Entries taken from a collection
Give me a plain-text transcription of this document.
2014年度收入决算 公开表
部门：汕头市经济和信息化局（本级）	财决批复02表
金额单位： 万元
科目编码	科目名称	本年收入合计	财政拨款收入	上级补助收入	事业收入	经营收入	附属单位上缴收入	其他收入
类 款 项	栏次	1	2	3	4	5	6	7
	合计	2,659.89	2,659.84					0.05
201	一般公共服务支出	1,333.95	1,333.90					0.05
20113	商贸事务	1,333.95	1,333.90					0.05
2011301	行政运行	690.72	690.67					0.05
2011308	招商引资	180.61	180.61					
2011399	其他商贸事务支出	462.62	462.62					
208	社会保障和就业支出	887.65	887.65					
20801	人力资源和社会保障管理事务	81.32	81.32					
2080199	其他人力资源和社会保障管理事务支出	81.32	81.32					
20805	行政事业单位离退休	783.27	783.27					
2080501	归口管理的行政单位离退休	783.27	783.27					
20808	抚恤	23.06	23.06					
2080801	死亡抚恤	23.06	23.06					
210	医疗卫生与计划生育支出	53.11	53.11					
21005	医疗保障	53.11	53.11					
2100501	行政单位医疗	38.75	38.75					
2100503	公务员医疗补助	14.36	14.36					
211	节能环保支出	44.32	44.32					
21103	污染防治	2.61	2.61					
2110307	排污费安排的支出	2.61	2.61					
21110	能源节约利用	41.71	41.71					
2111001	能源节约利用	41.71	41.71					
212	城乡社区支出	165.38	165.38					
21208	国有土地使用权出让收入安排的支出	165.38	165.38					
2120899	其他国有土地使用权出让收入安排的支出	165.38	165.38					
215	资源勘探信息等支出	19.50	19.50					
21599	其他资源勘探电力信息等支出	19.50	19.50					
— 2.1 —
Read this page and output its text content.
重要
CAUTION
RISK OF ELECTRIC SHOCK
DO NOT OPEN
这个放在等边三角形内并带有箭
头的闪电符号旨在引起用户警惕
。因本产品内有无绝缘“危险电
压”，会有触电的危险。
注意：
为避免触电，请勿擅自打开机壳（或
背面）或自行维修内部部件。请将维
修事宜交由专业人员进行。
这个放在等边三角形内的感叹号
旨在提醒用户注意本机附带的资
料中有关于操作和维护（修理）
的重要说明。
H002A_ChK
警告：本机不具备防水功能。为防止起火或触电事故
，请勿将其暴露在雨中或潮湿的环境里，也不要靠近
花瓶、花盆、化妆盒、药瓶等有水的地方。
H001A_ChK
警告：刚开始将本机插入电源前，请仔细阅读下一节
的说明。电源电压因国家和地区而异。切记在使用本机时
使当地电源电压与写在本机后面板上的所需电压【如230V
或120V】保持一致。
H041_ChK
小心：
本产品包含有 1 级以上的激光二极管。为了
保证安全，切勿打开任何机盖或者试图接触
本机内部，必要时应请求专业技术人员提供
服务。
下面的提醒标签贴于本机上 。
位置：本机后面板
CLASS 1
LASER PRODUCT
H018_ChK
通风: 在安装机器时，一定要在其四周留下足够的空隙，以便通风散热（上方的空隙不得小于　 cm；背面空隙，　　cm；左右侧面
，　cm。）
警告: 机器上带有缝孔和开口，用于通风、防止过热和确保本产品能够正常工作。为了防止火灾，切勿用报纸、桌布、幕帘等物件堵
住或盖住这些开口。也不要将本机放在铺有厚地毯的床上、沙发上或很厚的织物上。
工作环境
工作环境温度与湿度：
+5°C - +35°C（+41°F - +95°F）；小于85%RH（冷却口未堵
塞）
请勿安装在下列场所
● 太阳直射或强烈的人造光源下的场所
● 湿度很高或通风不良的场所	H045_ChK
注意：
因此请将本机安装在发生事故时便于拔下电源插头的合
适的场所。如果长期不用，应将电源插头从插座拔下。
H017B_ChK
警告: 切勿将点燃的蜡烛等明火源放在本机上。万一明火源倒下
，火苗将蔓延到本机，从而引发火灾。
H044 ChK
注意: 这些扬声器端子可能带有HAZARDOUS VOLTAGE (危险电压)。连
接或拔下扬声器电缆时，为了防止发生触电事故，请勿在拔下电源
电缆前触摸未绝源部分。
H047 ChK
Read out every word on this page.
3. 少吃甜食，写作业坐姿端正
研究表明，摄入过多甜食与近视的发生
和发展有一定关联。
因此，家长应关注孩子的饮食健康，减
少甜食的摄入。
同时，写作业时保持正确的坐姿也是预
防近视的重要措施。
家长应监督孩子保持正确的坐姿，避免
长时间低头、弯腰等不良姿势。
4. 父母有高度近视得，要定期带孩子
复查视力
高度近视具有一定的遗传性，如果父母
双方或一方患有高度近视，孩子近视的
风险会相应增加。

_EXERCISE BRIEF_: Gather each line of the listing that holds the string "Read".

_COMPLETE ANSWER_:
Read this page and output its text content.
Read out every word on this page.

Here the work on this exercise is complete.